[Figure record extracts]
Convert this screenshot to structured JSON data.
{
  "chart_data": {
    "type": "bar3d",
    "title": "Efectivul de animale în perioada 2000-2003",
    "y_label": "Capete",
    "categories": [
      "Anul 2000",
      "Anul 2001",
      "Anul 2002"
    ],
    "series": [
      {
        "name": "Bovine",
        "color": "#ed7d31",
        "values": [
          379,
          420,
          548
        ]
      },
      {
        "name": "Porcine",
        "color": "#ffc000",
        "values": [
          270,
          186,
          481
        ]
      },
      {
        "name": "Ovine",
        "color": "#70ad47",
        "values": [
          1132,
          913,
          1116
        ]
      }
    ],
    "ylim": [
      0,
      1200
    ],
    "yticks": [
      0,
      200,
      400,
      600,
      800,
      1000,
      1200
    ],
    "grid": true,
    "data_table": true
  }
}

--

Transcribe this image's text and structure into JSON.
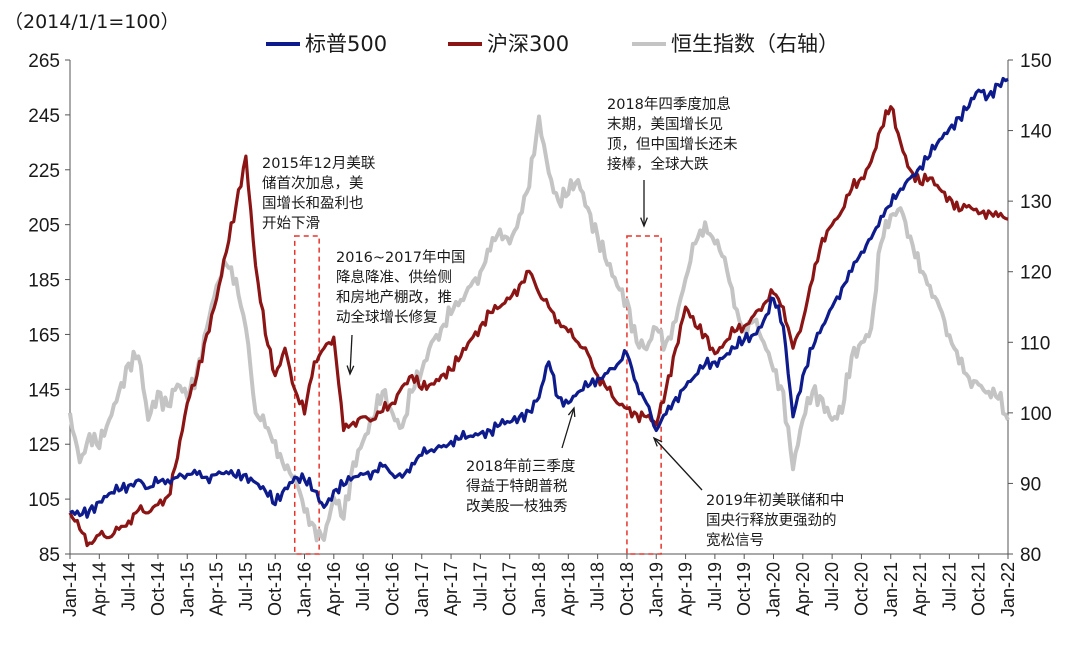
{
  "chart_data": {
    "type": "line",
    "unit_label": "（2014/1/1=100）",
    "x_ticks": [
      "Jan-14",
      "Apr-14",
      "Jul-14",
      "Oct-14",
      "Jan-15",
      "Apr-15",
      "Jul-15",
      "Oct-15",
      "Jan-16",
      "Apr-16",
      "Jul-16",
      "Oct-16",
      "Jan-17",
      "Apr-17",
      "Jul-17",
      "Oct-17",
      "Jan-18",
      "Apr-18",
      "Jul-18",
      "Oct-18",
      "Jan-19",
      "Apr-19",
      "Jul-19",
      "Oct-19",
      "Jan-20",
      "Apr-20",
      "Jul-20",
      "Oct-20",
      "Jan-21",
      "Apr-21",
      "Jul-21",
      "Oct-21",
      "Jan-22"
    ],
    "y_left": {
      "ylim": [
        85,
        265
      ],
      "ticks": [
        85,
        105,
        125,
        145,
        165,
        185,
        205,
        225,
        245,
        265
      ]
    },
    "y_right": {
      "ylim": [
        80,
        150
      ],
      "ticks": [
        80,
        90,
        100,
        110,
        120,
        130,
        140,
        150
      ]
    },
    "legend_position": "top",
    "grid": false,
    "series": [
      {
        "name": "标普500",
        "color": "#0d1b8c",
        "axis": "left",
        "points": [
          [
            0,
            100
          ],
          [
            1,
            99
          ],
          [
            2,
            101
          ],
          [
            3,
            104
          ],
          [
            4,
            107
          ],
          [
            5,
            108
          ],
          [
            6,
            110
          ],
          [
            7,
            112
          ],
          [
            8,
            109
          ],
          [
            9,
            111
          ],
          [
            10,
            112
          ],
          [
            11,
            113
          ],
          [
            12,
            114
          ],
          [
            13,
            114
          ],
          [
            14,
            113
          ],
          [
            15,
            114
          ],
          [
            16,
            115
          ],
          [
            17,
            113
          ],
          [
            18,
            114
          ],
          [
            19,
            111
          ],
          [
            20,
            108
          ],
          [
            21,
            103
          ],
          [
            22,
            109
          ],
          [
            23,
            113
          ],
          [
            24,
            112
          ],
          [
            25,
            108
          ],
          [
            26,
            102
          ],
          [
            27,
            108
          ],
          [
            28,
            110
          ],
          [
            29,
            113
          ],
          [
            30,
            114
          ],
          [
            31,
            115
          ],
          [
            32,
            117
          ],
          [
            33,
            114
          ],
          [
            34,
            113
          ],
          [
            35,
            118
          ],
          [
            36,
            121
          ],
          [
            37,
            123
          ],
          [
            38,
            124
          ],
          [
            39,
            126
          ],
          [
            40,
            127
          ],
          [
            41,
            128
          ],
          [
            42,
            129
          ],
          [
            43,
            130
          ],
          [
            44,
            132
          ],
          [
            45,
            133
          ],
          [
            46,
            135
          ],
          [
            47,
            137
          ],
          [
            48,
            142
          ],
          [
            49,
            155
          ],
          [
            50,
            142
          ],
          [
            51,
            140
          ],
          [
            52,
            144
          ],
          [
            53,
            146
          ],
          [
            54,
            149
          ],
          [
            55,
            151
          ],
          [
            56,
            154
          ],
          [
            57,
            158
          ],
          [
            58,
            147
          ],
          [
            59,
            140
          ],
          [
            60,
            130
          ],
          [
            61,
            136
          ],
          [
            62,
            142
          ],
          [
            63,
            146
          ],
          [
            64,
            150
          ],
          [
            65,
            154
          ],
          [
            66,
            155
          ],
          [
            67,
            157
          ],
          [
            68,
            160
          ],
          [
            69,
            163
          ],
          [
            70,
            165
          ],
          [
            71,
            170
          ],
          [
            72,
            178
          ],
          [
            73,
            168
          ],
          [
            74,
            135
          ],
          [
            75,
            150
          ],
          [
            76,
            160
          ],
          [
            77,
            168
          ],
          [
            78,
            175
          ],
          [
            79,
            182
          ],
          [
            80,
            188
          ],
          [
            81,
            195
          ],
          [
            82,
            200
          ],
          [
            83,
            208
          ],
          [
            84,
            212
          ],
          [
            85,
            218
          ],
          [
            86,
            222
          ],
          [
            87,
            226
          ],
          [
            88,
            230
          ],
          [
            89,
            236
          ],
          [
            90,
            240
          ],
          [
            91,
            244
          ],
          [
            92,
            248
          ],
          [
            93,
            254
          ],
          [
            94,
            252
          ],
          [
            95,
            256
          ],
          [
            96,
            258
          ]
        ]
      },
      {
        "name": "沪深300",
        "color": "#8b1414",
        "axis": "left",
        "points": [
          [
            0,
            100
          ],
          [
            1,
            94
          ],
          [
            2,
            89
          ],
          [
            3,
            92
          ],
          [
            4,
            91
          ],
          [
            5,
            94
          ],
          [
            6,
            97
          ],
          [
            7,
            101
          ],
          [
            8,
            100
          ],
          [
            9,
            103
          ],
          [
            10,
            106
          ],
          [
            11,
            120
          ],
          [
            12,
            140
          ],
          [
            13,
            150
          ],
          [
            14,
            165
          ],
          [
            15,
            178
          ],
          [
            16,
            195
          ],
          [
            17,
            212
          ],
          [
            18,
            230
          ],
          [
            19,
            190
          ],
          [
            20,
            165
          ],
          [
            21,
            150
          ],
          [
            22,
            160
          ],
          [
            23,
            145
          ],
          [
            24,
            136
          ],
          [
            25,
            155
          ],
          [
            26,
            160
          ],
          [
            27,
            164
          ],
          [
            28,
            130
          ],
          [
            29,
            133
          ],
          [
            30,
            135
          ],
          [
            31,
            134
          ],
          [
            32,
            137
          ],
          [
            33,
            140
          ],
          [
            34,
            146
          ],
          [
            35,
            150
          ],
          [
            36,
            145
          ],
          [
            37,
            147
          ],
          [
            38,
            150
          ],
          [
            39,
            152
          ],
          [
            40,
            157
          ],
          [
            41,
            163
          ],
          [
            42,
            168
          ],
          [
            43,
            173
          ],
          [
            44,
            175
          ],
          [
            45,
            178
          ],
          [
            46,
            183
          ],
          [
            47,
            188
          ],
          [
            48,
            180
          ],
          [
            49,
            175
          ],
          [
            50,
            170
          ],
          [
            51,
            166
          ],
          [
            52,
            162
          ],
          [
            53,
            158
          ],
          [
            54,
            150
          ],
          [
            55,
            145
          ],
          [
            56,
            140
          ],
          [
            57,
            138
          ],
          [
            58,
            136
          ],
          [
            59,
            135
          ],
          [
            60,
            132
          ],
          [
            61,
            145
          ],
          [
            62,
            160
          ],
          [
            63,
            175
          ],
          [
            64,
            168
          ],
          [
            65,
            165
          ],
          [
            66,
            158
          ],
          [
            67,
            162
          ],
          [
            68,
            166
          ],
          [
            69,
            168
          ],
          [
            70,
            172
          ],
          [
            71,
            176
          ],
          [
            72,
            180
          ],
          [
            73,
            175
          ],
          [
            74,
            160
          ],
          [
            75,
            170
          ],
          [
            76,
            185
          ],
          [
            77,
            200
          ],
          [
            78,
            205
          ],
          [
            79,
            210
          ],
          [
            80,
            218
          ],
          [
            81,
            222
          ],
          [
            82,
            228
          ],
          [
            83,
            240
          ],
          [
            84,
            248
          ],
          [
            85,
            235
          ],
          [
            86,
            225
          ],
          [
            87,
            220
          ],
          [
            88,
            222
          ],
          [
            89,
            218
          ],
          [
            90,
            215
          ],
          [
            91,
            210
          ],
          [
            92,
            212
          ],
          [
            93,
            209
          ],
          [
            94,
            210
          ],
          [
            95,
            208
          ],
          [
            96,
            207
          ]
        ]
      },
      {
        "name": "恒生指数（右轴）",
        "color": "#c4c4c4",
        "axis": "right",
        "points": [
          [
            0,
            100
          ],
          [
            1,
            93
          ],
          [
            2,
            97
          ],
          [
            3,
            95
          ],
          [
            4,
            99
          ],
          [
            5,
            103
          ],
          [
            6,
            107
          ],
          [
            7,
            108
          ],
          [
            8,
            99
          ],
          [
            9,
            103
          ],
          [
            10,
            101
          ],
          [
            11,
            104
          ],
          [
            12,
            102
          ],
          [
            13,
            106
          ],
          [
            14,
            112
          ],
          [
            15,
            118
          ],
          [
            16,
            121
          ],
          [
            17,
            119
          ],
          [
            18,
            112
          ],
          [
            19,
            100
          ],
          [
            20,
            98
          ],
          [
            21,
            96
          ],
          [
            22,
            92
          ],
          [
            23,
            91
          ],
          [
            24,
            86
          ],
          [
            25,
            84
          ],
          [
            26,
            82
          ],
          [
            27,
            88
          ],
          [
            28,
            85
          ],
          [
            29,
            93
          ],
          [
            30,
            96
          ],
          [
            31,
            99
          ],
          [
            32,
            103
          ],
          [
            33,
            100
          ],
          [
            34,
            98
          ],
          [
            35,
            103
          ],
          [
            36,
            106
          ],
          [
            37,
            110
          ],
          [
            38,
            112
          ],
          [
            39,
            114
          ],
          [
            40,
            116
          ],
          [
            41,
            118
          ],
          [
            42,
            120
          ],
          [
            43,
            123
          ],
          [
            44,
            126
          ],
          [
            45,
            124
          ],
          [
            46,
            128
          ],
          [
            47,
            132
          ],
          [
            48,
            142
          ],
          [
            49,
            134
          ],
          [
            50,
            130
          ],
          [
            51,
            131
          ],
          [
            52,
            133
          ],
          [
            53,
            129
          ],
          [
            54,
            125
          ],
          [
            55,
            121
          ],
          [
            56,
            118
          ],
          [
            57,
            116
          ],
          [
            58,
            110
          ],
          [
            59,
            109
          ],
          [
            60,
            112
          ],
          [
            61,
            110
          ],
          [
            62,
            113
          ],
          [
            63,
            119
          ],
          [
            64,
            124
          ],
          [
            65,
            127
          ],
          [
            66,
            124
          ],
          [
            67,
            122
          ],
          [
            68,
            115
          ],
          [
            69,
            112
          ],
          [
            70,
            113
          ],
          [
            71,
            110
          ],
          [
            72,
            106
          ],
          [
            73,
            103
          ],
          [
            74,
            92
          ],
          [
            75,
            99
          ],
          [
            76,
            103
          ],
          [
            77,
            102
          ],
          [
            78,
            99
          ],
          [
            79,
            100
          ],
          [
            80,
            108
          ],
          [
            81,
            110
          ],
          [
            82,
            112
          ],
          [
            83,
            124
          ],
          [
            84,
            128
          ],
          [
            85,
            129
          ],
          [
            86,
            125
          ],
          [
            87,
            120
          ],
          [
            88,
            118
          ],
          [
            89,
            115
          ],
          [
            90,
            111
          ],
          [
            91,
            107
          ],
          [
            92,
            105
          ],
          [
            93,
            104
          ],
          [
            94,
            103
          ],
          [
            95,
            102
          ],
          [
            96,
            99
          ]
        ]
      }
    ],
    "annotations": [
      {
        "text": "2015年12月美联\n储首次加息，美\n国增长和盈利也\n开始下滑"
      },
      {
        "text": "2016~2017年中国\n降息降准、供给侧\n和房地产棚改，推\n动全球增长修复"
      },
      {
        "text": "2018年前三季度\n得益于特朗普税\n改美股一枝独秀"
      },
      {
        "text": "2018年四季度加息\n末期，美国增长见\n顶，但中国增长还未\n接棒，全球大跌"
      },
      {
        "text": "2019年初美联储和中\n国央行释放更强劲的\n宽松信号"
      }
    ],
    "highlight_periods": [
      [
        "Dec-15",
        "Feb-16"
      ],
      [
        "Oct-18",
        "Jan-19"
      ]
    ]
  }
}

• [Your task]:
Count how many lines of the listing above include "this" and report that number alone.

• [Correct response]:
2